§ **Exercise requirements**: How many lines of the material below contain the string "color"? Answer with the number and nothing else.

§ **Information supplied**:
# # # # # # #
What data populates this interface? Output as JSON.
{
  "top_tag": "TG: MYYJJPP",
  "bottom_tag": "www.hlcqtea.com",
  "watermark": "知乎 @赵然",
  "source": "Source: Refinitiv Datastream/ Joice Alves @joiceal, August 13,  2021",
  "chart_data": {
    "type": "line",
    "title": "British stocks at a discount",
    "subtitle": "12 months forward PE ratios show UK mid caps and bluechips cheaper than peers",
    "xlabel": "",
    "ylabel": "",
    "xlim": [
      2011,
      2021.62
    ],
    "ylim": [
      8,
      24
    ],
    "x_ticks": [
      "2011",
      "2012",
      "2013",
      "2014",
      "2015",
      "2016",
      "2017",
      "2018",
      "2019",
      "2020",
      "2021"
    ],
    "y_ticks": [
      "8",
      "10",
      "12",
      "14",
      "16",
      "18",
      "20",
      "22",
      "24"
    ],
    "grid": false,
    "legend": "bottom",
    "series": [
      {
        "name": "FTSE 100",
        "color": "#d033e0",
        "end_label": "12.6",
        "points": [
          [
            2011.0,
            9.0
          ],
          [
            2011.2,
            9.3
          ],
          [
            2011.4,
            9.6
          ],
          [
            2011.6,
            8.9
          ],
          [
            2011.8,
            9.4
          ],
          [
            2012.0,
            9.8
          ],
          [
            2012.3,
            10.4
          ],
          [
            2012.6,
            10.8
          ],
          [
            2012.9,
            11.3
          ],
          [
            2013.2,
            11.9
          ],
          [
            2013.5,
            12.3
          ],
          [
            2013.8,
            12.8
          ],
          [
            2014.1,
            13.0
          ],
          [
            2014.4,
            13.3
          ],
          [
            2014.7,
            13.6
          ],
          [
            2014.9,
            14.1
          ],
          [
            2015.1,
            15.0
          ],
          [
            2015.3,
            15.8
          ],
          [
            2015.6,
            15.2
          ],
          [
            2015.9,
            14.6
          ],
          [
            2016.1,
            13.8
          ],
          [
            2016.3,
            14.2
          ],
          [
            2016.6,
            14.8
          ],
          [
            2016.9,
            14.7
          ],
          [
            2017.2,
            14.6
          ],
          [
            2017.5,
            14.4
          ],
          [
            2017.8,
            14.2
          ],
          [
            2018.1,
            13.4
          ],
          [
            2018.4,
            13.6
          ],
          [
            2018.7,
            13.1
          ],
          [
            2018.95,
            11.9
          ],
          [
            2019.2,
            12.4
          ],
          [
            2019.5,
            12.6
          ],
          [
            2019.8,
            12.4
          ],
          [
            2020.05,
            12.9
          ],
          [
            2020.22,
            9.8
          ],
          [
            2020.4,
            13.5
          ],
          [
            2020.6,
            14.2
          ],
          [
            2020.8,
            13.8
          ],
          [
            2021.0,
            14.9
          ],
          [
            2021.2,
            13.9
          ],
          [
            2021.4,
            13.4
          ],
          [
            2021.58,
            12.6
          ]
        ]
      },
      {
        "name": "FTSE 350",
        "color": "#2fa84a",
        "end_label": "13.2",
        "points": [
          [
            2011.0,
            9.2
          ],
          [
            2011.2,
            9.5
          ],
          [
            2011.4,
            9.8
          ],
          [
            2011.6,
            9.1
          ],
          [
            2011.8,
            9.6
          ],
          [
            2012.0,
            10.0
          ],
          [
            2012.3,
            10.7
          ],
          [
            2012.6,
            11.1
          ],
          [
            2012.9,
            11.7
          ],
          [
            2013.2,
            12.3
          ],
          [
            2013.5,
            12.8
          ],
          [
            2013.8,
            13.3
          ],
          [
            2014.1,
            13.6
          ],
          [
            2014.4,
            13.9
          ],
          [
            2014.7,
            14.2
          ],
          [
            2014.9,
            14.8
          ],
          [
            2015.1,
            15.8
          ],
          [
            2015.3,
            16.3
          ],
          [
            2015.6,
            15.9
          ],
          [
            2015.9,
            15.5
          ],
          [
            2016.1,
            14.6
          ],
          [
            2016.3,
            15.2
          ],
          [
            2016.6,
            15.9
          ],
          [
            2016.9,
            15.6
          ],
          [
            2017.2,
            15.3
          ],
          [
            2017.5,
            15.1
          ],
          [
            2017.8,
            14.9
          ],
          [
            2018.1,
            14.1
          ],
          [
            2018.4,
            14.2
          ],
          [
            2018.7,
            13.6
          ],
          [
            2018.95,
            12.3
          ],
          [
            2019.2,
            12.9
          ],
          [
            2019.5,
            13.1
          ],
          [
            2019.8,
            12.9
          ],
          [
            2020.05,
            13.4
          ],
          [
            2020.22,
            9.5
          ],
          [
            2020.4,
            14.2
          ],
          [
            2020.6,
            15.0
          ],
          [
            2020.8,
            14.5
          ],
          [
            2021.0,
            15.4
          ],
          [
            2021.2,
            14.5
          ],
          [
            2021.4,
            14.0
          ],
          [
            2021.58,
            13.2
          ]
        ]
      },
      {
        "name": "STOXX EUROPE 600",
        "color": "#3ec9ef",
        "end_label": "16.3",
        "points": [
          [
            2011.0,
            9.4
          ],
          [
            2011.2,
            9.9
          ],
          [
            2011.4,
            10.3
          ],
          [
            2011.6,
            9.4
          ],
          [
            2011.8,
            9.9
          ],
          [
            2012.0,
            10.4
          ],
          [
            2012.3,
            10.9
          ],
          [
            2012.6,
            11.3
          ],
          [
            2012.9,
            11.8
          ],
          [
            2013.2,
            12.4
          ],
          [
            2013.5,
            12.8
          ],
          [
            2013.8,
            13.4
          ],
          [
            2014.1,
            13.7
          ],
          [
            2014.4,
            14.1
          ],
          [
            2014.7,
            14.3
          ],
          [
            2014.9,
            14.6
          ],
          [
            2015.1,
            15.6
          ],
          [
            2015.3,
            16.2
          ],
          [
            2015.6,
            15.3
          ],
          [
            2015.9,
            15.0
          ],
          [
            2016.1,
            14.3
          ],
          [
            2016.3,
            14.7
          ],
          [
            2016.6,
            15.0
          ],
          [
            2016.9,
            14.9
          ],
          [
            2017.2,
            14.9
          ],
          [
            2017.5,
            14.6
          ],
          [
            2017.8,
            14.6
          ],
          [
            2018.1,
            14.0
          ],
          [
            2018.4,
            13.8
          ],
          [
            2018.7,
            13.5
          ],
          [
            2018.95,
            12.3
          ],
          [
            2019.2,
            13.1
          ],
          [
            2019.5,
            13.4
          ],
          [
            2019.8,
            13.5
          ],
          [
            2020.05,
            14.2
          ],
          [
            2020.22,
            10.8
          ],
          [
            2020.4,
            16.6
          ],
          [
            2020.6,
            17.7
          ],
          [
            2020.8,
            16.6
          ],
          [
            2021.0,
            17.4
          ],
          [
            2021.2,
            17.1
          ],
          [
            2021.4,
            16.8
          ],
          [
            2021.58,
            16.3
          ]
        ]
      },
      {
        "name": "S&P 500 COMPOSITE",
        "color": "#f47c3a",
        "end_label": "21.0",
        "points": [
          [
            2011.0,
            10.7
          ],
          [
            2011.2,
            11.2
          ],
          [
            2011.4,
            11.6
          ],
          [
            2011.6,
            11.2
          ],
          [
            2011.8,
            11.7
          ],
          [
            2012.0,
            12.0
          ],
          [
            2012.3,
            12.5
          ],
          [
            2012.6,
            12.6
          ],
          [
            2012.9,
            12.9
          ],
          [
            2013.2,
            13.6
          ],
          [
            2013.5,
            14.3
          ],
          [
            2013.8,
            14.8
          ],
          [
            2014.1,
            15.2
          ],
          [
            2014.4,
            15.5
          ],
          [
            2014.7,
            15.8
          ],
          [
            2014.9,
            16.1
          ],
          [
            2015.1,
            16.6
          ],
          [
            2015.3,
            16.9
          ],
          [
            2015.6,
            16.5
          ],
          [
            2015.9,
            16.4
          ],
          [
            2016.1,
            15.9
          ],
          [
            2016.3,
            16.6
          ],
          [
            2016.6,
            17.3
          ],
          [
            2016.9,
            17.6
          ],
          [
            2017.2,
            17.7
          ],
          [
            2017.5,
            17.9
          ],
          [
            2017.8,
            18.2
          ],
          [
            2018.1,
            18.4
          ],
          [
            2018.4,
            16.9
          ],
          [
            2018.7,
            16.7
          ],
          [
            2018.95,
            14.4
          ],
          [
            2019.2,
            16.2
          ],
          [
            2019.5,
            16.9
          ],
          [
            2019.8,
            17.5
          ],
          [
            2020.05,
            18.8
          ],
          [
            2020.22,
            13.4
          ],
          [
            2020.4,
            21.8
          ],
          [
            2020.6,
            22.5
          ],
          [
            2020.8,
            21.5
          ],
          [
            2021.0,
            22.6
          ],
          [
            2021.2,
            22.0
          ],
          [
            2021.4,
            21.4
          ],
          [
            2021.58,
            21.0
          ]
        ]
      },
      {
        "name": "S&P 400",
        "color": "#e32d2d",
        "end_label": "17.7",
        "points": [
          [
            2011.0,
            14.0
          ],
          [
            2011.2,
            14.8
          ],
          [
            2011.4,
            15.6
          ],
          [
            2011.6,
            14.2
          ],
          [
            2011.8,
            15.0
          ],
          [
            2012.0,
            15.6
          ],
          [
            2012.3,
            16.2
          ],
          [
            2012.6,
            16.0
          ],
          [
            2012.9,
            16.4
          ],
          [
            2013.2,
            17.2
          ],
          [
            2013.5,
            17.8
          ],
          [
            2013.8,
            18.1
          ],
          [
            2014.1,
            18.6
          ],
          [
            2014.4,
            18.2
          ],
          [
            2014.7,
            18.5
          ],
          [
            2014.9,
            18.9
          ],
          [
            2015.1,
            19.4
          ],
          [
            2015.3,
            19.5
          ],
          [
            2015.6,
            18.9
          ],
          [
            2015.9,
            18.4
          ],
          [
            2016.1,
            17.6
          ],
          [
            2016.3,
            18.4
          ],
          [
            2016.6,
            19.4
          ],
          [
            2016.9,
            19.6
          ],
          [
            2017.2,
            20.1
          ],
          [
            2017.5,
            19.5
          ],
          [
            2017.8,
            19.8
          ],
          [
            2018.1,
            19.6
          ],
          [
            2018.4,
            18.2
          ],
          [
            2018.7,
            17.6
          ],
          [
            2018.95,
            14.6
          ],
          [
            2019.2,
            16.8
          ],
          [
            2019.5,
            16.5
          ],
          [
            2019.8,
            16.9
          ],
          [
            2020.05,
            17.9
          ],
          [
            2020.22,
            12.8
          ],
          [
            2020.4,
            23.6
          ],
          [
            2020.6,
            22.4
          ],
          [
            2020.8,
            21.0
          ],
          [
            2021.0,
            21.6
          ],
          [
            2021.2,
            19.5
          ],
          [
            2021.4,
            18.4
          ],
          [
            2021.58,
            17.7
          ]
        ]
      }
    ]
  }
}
# # # # # # #
§ **Solution**: 5